AirMap also offers something to privacy-seeking individuals who don’t want drones flying around their homes—they can sign up with NoFlyZone.org, a related project that McNeal and Marcus launched on Feb. 15. Homes registered on NoFlyZone.org appear on AirMap. At least 25,000 people have signed up.

Drone operators aren’t legally bound to avoid the listed properties, McNeal says. But one goal of AirMap is to help drone users show voluntary consideration for others, which might reduce resistance to broader adoption of the technology, McNeal says.

But what will happen in the future if crowds of consumer and commercial drones are deployed throughout cities, suburbs, farms, and industrial lands? Companies such as Amazon and Google are eager to use drones for deliveries, and other businesses see them as vehicles for inspecting everything from traffic to mines to crops. Current regulations may keep drones from colliding with helicopters and jets, but what will stop them from crashing into each other?

NASA is currently designing possible systems to coordinate the movements of low-altitude, unmanned aircraft through a project nicknamed UTM (Unmanned Aerial System (UAS) Traffic Management). McNeal, a participant in the project, says drone operators may some day file flight plans to such a system, which would then “carve out a tube of airspace for you.” This process might be automated, rather than duplicating the manned air traffic control systems that now coordinate the routes of large aircraft in and out of airports. NASA is aiming to develop a prototype UTM sytem by 2019.

In the meantime, the FAA is mulling rules that would determine how non-commercial drone operators—ordinary consumers—should qualify for the right to take up a share of the low-altitude airspace. McNeal says the FAA may confine drone hobbyists to designated model airfields. The agency may also push recreational drone users to obtain operator certificates—another move McNeal sees as a curb on the consumer market.

“I think that would be a real challenge to the recreation industry,” McNeal says.

▶ Listed records

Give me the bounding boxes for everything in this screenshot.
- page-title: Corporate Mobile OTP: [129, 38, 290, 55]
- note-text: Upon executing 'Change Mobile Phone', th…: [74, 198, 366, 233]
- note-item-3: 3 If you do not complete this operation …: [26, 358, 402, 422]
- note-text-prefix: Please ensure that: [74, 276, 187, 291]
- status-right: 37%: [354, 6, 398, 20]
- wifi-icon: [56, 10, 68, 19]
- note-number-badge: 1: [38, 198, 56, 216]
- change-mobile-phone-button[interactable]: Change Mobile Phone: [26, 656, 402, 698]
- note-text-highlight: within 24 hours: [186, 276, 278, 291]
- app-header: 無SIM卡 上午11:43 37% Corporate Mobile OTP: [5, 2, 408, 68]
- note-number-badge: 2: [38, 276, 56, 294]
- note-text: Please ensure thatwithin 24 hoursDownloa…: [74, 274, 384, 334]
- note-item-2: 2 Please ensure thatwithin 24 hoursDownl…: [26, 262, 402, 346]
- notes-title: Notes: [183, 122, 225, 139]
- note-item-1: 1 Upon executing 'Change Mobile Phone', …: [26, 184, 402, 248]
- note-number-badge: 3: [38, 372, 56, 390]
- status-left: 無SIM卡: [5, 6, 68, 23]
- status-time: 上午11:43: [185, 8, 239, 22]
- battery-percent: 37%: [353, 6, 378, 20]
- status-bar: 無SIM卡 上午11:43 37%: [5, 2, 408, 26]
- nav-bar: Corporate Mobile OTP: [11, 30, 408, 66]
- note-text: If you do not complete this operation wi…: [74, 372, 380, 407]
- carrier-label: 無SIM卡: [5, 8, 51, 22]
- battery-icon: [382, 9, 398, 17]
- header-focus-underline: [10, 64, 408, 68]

▶ Brief
In the passage on drone airspace, by what year does NASA aim to develop a prototype of its traffic management system for unmanned aircraft?

▶ Complete response
2019